━━━ ENTRIES ━━━

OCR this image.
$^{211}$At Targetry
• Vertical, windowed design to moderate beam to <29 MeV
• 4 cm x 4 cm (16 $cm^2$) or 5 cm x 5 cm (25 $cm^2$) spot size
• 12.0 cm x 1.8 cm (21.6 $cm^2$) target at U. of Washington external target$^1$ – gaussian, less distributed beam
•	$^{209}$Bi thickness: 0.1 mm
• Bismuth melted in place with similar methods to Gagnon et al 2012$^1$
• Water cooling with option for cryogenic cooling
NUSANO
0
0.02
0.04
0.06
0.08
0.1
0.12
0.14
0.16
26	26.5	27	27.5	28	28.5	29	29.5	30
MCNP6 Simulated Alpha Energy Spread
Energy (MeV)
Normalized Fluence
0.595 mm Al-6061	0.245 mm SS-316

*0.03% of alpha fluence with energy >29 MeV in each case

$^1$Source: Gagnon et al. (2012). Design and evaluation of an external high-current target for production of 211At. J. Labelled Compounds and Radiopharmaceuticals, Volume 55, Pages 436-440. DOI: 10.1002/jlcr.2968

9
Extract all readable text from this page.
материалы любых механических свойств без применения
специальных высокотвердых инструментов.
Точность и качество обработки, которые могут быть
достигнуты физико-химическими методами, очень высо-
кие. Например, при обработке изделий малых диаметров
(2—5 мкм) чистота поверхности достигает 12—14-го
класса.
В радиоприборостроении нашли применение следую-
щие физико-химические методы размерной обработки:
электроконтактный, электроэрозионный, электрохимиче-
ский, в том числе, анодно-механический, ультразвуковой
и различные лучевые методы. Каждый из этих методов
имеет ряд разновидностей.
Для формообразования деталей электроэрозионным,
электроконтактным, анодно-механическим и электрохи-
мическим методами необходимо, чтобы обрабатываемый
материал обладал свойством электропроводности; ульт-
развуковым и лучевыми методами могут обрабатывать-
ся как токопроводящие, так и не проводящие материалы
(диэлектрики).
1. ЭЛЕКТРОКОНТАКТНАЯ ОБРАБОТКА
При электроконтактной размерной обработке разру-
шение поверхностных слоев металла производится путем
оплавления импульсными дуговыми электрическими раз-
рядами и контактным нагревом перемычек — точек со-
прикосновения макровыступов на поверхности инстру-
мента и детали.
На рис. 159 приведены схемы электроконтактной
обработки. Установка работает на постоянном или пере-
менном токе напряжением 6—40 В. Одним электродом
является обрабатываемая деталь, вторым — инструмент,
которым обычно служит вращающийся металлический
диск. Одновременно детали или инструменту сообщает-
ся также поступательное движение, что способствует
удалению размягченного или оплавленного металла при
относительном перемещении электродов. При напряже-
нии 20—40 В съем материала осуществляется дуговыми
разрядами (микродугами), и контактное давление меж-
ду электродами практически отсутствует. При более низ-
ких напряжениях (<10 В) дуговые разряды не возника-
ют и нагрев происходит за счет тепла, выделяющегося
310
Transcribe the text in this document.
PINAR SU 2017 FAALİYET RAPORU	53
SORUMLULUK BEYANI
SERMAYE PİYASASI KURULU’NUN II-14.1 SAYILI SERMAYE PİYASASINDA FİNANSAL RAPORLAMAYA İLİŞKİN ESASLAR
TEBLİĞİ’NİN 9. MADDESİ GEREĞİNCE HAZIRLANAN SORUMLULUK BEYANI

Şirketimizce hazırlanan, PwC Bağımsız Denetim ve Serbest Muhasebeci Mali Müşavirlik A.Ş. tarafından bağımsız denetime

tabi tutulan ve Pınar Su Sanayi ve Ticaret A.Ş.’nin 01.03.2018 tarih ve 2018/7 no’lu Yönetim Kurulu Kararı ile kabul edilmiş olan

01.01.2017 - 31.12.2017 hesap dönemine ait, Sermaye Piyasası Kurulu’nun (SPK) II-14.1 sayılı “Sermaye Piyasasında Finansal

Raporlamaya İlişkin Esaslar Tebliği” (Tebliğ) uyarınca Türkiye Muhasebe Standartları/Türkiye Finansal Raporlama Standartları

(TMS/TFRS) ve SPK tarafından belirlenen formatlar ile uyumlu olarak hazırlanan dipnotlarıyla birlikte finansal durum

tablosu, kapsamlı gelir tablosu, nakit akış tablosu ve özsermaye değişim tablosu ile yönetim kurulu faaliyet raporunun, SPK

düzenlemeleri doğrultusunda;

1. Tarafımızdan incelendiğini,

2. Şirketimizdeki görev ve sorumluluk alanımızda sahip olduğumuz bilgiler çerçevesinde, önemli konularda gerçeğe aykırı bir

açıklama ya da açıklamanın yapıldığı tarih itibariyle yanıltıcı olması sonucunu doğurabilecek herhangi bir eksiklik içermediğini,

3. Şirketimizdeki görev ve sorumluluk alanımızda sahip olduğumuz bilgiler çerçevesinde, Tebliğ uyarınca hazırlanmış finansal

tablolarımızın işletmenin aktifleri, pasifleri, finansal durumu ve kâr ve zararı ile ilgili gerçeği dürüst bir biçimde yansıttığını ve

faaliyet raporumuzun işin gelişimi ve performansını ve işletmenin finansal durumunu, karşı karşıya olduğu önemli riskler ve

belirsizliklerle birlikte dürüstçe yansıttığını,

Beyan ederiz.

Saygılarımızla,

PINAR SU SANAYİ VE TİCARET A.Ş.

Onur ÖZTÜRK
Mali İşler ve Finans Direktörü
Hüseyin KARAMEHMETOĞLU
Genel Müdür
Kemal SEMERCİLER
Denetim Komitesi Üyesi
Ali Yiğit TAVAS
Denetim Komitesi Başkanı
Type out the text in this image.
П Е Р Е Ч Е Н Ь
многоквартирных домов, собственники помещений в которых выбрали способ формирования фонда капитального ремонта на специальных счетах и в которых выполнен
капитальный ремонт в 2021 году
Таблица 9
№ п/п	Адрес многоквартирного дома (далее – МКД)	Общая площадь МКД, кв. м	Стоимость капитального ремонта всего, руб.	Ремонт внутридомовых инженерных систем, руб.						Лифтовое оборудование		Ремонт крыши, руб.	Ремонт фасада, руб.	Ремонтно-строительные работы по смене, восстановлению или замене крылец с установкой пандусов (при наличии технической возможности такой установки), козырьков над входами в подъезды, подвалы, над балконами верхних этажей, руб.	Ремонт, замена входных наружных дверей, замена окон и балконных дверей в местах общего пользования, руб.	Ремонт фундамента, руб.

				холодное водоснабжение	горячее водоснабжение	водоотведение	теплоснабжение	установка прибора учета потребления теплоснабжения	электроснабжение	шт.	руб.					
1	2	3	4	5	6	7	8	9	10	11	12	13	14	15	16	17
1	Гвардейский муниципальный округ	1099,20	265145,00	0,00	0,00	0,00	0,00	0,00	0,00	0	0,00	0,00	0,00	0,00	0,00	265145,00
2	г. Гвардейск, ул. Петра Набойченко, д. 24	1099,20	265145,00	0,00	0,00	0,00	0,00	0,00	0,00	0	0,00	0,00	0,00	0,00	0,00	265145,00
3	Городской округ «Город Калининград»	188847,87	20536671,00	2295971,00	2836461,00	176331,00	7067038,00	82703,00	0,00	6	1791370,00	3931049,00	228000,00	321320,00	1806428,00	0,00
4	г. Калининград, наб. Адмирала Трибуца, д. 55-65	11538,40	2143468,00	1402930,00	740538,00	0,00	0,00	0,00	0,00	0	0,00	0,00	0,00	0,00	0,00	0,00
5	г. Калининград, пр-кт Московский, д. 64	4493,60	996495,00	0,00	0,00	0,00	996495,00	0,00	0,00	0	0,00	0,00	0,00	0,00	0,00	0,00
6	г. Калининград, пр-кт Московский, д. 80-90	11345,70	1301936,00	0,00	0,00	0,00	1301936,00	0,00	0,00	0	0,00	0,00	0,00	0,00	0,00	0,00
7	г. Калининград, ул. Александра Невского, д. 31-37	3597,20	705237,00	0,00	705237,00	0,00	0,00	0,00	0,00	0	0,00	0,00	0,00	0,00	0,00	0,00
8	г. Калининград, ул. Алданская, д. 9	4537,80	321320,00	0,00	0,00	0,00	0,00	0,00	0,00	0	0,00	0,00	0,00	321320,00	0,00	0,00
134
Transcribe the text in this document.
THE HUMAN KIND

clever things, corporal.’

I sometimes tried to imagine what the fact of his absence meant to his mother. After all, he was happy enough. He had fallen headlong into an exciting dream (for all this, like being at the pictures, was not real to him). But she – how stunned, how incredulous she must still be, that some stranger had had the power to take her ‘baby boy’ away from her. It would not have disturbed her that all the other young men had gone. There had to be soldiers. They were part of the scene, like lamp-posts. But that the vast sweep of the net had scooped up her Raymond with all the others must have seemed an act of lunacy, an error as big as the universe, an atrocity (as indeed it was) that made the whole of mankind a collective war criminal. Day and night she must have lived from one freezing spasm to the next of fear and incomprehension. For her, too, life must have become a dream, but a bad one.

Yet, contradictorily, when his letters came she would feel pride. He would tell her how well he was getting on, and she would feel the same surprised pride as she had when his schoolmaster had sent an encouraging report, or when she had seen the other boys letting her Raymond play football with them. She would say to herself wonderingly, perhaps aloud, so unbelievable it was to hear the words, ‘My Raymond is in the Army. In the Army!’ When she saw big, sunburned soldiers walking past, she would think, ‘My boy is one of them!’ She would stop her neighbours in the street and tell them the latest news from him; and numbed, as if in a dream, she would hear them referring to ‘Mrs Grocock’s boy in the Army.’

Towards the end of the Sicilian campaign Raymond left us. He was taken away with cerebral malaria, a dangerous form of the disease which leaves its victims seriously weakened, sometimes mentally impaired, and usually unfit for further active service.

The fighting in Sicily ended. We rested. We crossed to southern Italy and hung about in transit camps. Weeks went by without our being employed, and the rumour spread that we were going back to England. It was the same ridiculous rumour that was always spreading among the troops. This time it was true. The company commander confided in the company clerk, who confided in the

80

━━━

▸ **TASK TO CARRY OUT**:
Search the preceding listing for "sahip" and extract every line where it is found.

▸ **EXERCISE RESULT**:
2. Şirketimizdeki görev ve sorumluluk alanımızda sahip olduğumuz bilgiler çerçevesinde, önemli konularda gerçeğe aykırı bir
3. Şirketimizdeki görev ve sorumluluk alanımızda sahip olduğumuz bilgiler çerçevesinde, Tebliğ uyarınca hazırlanmış finansal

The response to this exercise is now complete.